■ AIM
Give the number of lines that contain the string "frac", and nothing else.

[Dataset records]

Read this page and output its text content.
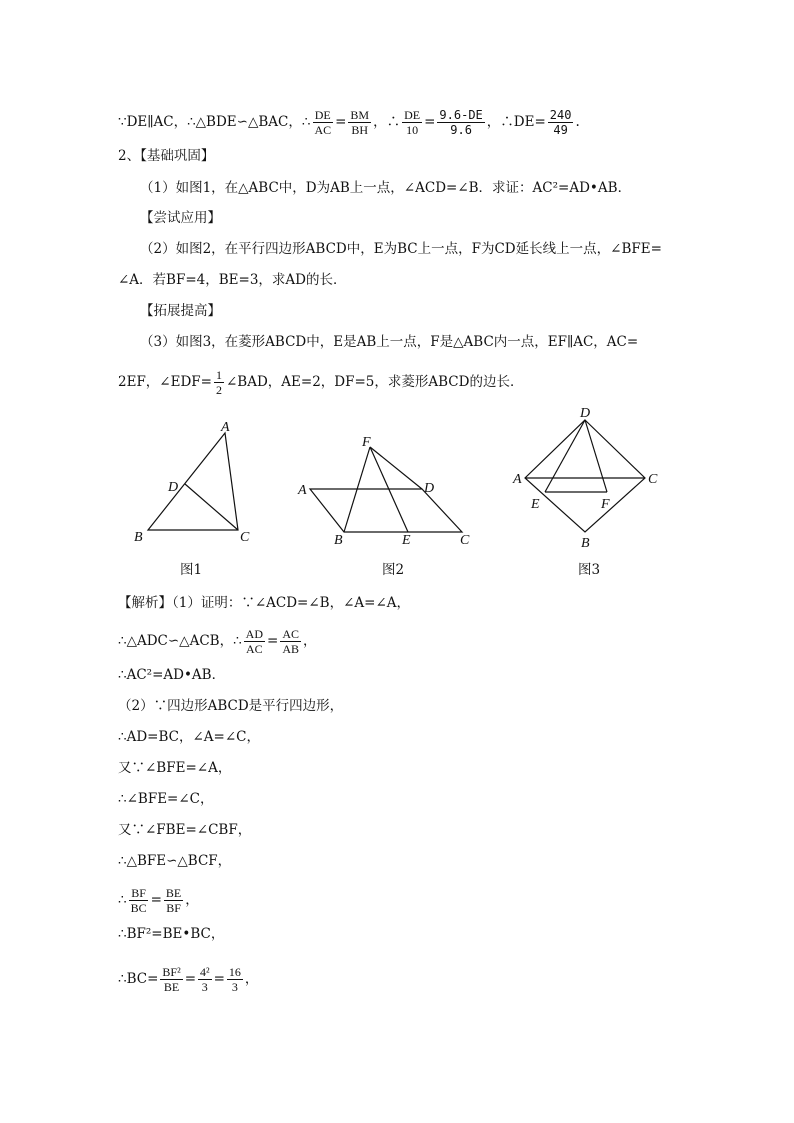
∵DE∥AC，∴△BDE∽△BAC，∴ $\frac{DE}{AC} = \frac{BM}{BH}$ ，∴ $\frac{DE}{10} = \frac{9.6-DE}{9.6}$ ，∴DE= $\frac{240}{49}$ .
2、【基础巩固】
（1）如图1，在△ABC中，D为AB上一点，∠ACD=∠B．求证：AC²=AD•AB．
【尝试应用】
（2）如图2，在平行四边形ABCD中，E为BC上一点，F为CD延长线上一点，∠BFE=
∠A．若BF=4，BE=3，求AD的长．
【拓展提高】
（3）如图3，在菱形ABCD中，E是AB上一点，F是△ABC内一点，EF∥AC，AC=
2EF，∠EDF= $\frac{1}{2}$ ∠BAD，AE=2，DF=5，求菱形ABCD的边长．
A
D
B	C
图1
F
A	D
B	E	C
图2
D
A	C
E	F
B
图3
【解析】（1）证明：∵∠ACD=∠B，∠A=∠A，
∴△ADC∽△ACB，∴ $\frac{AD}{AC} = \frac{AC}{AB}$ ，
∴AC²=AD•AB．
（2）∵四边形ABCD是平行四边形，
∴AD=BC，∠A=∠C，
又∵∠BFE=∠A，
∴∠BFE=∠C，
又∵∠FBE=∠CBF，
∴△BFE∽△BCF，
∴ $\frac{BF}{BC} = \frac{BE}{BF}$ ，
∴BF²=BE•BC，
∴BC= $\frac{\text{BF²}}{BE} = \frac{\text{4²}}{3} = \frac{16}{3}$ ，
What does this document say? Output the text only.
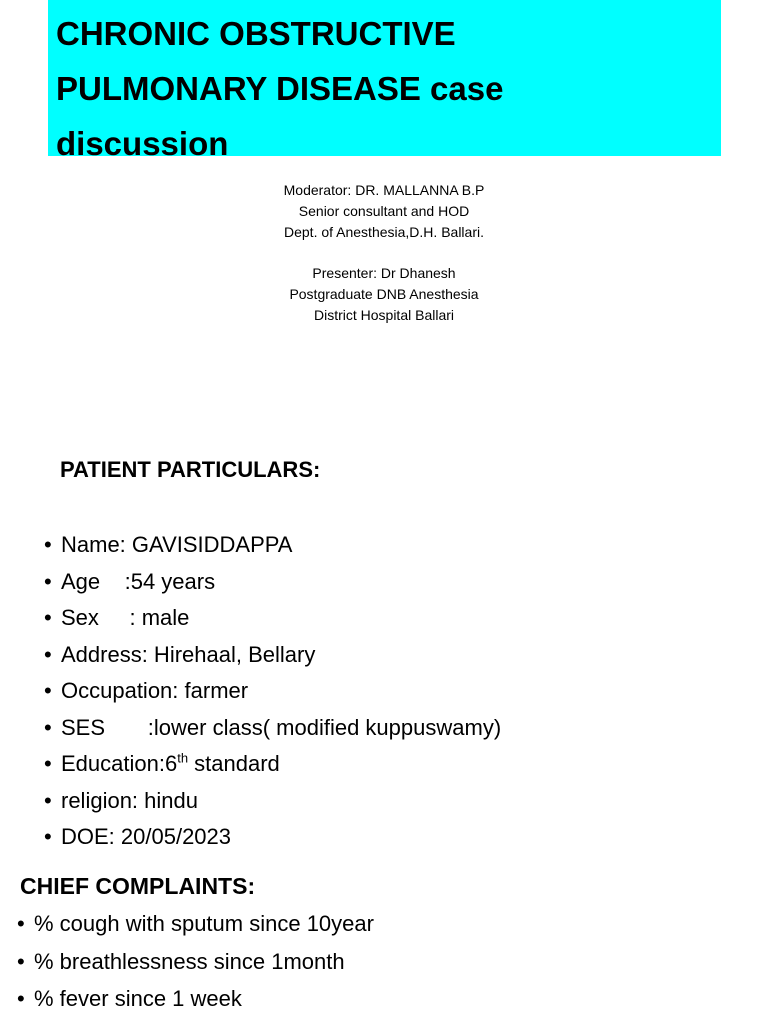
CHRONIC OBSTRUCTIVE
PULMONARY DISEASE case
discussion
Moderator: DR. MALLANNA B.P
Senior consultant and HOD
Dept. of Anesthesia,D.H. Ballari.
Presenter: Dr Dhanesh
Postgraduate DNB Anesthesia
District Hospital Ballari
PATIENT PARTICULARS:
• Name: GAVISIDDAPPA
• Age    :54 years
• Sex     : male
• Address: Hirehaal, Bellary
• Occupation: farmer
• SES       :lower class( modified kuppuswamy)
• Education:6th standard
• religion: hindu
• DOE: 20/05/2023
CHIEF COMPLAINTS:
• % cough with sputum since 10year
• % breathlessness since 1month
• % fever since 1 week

■ TASK RESULT
5